▶ To be done
Below is a block of records. Copy every line in it that contains the word "Использование".

[Dataset items]
— Begin —

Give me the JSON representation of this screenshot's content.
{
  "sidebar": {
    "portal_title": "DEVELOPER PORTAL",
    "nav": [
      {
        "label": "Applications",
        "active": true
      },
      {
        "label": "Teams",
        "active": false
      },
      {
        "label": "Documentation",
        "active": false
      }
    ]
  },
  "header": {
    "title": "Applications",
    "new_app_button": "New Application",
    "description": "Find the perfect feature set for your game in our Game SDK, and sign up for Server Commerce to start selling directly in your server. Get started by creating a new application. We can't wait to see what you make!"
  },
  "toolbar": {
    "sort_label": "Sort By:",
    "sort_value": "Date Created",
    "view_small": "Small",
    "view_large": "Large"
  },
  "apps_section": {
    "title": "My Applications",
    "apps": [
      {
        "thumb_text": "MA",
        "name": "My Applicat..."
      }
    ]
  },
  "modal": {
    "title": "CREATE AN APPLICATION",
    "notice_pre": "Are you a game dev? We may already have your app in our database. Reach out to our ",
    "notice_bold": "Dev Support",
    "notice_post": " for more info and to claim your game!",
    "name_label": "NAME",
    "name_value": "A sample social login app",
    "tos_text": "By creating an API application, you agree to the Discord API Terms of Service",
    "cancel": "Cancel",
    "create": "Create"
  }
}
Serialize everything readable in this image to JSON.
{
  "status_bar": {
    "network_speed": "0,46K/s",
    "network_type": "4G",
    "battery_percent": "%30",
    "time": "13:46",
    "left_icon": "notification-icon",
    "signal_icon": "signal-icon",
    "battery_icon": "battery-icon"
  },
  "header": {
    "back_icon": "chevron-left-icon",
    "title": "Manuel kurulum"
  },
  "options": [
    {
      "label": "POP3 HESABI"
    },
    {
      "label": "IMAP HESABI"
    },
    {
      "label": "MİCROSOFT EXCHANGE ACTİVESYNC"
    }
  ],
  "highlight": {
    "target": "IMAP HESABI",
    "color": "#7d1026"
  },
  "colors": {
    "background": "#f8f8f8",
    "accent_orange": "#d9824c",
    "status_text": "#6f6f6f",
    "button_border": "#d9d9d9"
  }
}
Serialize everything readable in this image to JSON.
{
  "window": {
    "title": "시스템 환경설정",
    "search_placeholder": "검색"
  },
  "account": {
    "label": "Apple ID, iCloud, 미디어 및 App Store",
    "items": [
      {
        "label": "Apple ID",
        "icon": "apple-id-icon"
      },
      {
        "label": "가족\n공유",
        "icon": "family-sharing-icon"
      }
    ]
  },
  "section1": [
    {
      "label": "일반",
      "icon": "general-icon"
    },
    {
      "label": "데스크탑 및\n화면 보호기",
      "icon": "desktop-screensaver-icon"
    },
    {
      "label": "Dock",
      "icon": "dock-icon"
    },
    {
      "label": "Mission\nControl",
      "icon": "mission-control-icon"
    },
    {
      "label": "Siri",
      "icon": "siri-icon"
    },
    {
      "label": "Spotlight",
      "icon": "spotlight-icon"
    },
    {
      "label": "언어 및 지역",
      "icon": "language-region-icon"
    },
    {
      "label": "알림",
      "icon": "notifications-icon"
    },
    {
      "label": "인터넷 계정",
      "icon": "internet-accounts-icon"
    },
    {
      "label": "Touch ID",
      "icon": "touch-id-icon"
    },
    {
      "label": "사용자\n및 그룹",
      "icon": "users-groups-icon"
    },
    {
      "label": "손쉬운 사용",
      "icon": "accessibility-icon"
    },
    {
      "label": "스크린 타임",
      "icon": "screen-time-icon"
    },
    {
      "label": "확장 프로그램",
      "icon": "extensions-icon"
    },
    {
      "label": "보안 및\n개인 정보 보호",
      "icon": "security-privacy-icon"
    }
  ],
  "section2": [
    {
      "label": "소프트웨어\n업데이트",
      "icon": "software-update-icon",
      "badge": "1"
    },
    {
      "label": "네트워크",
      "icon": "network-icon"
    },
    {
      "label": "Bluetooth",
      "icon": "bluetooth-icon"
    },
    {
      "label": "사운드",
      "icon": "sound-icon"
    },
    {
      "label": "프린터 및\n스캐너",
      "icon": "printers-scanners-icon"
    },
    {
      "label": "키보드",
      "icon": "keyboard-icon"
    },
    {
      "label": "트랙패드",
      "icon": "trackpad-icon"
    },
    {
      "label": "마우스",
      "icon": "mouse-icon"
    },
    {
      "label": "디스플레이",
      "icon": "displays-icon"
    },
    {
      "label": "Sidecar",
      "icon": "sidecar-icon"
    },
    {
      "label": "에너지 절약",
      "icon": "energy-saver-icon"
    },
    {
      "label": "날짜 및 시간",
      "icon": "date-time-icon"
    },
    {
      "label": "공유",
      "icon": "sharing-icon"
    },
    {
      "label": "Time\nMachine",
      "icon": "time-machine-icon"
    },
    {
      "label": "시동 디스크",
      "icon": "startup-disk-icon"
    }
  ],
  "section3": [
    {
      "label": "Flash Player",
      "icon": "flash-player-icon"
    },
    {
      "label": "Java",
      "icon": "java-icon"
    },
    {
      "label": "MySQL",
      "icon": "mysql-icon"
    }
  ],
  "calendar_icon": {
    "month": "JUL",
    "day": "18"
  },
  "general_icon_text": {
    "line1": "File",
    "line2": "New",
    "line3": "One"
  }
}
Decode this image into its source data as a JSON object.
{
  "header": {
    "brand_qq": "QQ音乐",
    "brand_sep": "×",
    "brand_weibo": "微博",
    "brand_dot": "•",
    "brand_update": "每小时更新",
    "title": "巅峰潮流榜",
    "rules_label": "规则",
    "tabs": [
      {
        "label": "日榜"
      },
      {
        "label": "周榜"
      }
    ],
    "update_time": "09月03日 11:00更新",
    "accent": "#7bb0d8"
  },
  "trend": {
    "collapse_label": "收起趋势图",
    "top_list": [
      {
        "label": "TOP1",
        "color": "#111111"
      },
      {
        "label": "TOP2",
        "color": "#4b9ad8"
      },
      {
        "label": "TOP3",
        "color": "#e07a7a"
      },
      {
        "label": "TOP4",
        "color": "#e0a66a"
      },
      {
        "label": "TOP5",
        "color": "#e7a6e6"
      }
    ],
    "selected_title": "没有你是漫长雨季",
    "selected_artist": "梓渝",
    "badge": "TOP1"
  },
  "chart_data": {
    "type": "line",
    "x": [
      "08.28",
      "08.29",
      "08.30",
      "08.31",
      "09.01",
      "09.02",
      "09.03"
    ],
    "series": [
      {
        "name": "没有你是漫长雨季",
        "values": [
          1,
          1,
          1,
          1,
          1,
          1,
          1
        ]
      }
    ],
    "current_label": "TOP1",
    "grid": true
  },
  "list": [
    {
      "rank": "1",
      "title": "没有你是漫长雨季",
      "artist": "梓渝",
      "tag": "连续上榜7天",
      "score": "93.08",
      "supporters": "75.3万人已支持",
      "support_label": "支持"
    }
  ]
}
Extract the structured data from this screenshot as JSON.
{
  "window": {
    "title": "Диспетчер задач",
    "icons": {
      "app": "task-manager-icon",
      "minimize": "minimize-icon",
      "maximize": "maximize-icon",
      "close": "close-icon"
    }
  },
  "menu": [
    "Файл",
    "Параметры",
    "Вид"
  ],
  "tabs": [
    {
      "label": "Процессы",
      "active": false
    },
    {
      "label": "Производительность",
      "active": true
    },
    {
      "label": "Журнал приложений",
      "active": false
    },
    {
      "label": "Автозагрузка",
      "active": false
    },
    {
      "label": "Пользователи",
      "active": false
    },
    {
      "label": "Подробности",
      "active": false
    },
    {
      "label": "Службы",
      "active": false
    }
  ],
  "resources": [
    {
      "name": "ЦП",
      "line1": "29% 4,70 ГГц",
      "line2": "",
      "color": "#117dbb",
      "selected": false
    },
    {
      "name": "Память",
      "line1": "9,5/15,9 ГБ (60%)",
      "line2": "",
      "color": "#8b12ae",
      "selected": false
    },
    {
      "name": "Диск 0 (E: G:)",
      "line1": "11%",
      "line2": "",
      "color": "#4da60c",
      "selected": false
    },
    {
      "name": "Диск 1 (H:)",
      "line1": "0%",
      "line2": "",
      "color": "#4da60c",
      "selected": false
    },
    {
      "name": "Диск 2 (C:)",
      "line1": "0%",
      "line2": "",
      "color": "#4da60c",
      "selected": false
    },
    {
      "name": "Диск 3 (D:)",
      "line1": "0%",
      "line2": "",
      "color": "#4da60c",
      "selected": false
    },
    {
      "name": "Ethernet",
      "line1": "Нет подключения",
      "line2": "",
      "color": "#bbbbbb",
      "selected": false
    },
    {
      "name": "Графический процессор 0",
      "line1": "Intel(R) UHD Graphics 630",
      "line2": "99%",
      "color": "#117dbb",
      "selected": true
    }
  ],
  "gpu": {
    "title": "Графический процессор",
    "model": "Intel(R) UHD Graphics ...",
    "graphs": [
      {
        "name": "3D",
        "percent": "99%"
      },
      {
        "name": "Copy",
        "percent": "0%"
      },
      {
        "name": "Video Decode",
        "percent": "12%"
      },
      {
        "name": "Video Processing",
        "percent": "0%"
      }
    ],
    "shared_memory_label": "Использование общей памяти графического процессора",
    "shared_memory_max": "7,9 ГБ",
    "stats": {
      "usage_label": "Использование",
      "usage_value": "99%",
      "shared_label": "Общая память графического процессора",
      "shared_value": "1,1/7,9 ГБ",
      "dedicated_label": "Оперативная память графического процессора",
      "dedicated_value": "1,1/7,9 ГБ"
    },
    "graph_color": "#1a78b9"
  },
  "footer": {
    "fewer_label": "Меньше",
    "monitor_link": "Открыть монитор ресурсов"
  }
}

— End —

▶ Exercise solution
    "shared_memory_label": "Использование общей памяти графического процессора",
      "usage_label": "Использование",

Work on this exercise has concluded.